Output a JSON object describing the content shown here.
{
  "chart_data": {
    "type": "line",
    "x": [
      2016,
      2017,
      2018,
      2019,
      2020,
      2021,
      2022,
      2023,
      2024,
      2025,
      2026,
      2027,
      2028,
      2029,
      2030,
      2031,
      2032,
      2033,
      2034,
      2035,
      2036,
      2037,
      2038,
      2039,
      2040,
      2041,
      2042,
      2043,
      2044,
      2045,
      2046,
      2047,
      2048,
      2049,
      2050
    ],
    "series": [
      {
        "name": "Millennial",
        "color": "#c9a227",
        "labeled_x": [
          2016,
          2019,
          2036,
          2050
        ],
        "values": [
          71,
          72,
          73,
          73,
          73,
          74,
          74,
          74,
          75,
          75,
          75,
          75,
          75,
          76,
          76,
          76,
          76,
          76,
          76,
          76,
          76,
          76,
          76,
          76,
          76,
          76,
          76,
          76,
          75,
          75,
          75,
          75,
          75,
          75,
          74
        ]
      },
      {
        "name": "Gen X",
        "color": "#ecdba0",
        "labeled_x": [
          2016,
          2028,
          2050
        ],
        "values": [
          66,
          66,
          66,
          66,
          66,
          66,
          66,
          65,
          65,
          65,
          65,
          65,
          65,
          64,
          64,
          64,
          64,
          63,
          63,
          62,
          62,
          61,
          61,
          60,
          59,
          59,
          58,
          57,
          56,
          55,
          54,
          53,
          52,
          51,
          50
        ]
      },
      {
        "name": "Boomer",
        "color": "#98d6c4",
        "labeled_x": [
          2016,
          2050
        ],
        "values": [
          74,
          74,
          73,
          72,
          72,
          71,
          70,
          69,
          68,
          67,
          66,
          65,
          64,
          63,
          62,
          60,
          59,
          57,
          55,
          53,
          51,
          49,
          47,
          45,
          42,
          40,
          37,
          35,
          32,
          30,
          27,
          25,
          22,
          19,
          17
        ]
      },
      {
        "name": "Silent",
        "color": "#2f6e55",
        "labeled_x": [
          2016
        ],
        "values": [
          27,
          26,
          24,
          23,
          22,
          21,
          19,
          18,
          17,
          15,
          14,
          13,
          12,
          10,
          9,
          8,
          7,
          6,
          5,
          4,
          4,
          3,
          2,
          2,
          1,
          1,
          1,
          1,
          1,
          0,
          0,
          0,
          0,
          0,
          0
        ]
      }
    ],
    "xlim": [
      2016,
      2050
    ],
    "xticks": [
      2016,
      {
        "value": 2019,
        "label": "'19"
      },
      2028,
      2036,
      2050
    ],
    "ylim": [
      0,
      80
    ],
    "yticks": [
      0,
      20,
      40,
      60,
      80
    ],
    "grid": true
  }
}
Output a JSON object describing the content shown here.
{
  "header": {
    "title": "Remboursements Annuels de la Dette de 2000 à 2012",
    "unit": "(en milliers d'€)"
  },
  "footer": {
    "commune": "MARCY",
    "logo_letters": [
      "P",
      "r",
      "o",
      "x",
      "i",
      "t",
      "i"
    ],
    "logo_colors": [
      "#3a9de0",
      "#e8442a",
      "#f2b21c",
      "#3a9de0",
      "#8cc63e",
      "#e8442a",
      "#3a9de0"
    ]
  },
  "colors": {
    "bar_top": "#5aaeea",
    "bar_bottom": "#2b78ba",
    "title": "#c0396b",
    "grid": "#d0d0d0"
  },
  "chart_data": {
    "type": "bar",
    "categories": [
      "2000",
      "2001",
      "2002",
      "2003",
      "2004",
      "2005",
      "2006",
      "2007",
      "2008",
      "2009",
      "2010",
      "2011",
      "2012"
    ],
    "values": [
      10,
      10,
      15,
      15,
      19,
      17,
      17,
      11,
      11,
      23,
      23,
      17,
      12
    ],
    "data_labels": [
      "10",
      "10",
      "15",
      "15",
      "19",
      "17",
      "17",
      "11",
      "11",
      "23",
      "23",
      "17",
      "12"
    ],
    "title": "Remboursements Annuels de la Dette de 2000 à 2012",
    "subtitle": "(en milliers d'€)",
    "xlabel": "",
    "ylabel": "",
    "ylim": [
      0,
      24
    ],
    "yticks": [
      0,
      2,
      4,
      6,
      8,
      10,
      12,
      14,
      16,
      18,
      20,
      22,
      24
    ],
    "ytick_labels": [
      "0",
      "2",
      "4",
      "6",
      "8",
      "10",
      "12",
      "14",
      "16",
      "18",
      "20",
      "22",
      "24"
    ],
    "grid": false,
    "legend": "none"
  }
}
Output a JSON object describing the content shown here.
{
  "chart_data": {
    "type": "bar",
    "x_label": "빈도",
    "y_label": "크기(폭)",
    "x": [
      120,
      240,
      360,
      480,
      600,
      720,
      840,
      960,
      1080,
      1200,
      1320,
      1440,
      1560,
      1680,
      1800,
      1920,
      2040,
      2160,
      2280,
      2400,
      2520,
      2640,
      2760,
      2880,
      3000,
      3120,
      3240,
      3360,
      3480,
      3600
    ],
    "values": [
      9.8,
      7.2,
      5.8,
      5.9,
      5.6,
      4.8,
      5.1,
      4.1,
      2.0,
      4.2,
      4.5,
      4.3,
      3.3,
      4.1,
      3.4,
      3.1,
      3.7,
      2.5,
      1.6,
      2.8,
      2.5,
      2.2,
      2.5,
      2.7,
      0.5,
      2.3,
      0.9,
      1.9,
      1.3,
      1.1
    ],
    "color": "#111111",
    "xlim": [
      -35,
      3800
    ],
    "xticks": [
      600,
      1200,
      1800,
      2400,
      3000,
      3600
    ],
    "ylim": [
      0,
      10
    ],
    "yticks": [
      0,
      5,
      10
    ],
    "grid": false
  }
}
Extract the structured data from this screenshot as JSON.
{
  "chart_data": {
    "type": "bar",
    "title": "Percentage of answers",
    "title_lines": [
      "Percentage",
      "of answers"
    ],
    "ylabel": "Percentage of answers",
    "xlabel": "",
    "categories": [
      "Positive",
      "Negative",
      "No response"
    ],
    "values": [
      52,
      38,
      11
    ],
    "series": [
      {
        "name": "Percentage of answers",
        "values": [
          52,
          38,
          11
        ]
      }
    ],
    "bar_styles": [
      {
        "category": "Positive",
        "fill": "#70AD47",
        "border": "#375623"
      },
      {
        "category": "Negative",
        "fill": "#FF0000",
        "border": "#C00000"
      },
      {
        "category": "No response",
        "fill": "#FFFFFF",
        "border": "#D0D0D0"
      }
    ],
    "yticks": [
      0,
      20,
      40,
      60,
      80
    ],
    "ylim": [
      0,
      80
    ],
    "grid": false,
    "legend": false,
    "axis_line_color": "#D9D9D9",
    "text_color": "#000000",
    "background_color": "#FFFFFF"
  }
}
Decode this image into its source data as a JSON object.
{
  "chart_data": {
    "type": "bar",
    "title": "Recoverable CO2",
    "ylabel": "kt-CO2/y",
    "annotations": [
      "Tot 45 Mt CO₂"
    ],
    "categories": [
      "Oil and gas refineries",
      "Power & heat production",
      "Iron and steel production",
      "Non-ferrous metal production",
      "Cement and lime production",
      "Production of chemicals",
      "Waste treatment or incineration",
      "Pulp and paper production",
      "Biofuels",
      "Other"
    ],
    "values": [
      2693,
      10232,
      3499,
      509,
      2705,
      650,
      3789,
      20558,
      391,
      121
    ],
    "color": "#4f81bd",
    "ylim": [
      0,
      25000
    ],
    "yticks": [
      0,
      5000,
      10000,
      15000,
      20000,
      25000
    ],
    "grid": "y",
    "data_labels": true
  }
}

◆ **To be done**
Copy every line of the listing containing the string "milliers".

◆ **Worked solution**
    "unit": "(en milliers d'€)"
    "subtitle": "(en milliers d'€)",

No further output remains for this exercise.